--- List of tasks ---
A: In the retinal disease editorial, copy the passage starting with "Versions Notes" and going on through "of new biomarkers.", switching "biomarkers" to "indicators".
B: Sum up the retinal disease editorial in two sentences.
C: Carry on the retinal disease editorial from its last sentence.

--- Source document ---
>>>>>

Retinal Disease and Metabolism

by
Zhongjie Fu
1,
Ayumi Usui-Ouchi
2,
William Allen
1 and
Yohei Tomita
1,*
1
Department of Ophthalmology, Boston Children’s Hospital, Harvard Medical School, Boston, MA 02115, USA
2
Department of Ophthalmology, Juntendo University Urayasu Hospital, Chiba 279-0021, Japan
*
Author to whom correspondence should be addressed.
Life 2022, 12(2), 183; https://doi.org/10.3390/life12020183
Submission received: 22 January 2022 / Accepted: 25 January 2022 / Published: 27 January 2022
(This article belongs to the Collection Retinal Disease and Metabolism)
Versions Notes
Retinal diseases, such as diabetic retinopathy (DR), age-related macular degeneration (AMD), and retinopathy of prematurity (ROP), are some of the leading causes of blindness all over the world. Several studies have recently described metabolic changes that occur during the progression of retinal diseases. In this Collection of Life, we present a collection of articles dedicated to various aspects of clinic and experimental research in retinal disorders. Specifically, we highlight investigations of metabolic contributions to retinal disease development and prevention, evaluations of current drug intervention and diagnosis, and the identification of new biomarkers.

1. Metabolism-Related Risk Factors and Regulators

The retina is highly energetically demanding, with a very high density of mitochondria in the body [1]. However, our current knowledge of retinal metabolism is still limited. Aerobic glycolysis is essential to maintain photoreceptor health, and disturbance in glucose uptake causes retinal degeneration [2,3]. Photoreceptors also utilize lipids as energy sources, and a shortage of lipid supply leads to photoreceptor dysfunction and subretinal neovascularization [4,5]. Hyperglycemia and dyslipidemia are associated with the development and progression of retinal disorders across all age groups. Emerging evidence has shown that disturbed metabolism and unbalanced retinal redox contribute to retinal disease pathogenesis.
With the advancement of current omics technologies, our understanding of metabolic alterations in retinal disorders has increased. Tomita et al. summarized the current experimental and clinical investigations of metabolic alterations in ROP, a common complication in premature infants and the leading cause of vision loss in children [6]. Lipidomics, proteomics, and metabolomics have suggested that dysfunction in the lipid and amino acid metabolism contributes to ROP [7,8,9]. Low essential lipids such as docosahexaenoic acid (DHA) and arachidonic acid (AA), low postnatal sphingosine-a-phosphate (S1P), high blood malonylcarnitine (C3DC), as well as elevated plasma amino acids such as glycine and proline correlate with ROP [6]. Accompanying metabolic changes, decreased antioxidants, and increased oxidative stress predict severe ROP. Further validation has been partially conducted using two ROP mouse models: oxygen-induced retinopathy, which mimics late-stage proliferative ROP, and hyperglycemia-associated retinopathy, which mimics early ROP [10,11]. Nutritional supplementation, hormonal modulation, and other interventions to restore retinal metabolic and redox balance are very appealing options for the prevention and treatment of ROP. Tsang et al. reviewed and discussed the beneficial effects of some nutraceuticals on ROP [12]. These nutraceuticals, including oils such as DHA, flavonoids such as green tea and Bilberries, and many others, may exert anti-angiogenic, anti-oxidative, anti-inflammatory, and anti-apoptotic effects on ROP prevention and treatment. However, further mechanistic investigations are needed to better elucidate the action of these nutraceuticals in preventing retinal neovascularization.

<<<<<

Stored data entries
>>>>>

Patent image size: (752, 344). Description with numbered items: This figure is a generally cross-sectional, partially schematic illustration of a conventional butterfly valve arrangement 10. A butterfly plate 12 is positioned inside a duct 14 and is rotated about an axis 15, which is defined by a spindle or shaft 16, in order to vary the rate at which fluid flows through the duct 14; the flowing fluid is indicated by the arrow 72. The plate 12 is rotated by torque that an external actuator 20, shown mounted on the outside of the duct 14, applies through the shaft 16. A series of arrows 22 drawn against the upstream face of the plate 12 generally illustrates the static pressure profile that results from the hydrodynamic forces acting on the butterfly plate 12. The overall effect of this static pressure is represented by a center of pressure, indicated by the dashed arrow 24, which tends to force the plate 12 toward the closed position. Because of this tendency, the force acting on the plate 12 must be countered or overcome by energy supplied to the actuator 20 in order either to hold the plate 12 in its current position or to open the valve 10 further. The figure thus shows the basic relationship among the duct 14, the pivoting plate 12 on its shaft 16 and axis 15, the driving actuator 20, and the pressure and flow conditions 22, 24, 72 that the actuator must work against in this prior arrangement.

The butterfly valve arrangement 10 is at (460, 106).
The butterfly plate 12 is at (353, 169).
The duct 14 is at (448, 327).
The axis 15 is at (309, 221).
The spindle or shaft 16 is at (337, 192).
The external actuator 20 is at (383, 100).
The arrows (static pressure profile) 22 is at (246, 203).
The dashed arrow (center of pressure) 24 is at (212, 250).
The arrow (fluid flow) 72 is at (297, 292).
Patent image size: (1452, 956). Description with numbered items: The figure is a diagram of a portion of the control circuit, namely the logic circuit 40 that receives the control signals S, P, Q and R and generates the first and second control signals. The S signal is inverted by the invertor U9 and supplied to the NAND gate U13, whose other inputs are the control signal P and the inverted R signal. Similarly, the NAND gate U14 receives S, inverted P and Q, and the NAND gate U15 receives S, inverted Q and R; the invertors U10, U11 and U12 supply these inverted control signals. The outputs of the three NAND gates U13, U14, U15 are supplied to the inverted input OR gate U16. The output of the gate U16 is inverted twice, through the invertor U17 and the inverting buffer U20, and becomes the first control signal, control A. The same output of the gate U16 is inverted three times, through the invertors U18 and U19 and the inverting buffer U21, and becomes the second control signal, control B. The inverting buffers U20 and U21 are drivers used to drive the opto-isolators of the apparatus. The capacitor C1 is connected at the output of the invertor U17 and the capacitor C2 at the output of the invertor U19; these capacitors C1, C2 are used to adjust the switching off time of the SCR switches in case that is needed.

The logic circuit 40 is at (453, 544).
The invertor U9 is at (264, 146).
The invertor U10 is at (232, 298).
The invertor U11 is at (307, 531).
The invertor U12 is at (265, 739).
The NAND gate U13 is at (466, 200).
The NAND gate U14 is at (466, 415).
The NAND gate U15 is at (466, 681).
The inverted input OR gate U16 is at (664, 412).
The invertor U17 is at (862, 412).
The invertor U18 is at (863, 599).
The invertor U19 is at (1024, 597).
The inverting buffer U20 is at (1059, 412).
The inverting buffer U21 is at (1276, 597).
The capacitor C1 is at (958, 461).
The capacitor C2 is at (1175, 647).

<<<<<

--- Answers for the exercise ---
A:
Versions Notes
Retinal diseases, such as diabetic retinopathy (DR), age-related macular degeneration (AMD), and retinopathy of prematurity (ROP), are some of the leading causes of blindness all over the world. Several studies have recently described metabolic changes that occur during the progression of retinal diseases. In this Collection of Life, we present a collection of articles dedicated to various aspects of clinic and experimental research in retinal disorders. Specifically, we highlight investigations of metabolic contributions to retinal disease development and prevention, evaluations of current drug intervention and diagnosis, and the identification of new indicators.

B: Retinal diseases such as DR, AMD, and ROP are among the leading causes of blindness worldwide, and this Collection of Life gathers articles on metabolic contributions to their development and prevention, current drug intervention and diagnosis, and new biomarkers. The retina is highly energetically demanding, disturbed metabolism and unbalanced redox contribute to retinal disease, dysfunction in lipid and amino acid metabolism has been suggested to contribute to ROP, and nutraceuticals may help prevent and treat ROP.

C:
Oxygen-related factors have been considered key for ROP pathogenesis. The supplementation of oxygen is crucial to prevent mortality in extremely premature infants. However, hyperoxia can suppress physiological retinal vessel growth, setting the stage for late vision-threatening proliferative ROP [13]. Therefore, promoting retinal vessel growth at the early stage may prevent severe ROP. Singh et al. found that hyperoxia downregulated Myc, a critical cell cycle regulator, and upregulated P53 proteins, thereby increasing p21 protein levels in retinal endothelial cells in vitro [14]. P21, in turn, decreased pRb levels and caused cell cycle arrest in the G1 phase. Further validation in animal models of ROP would be interesting to examine if the modulation of Myc could prevent hyperoxia-induced retinal vessel loss in vivo.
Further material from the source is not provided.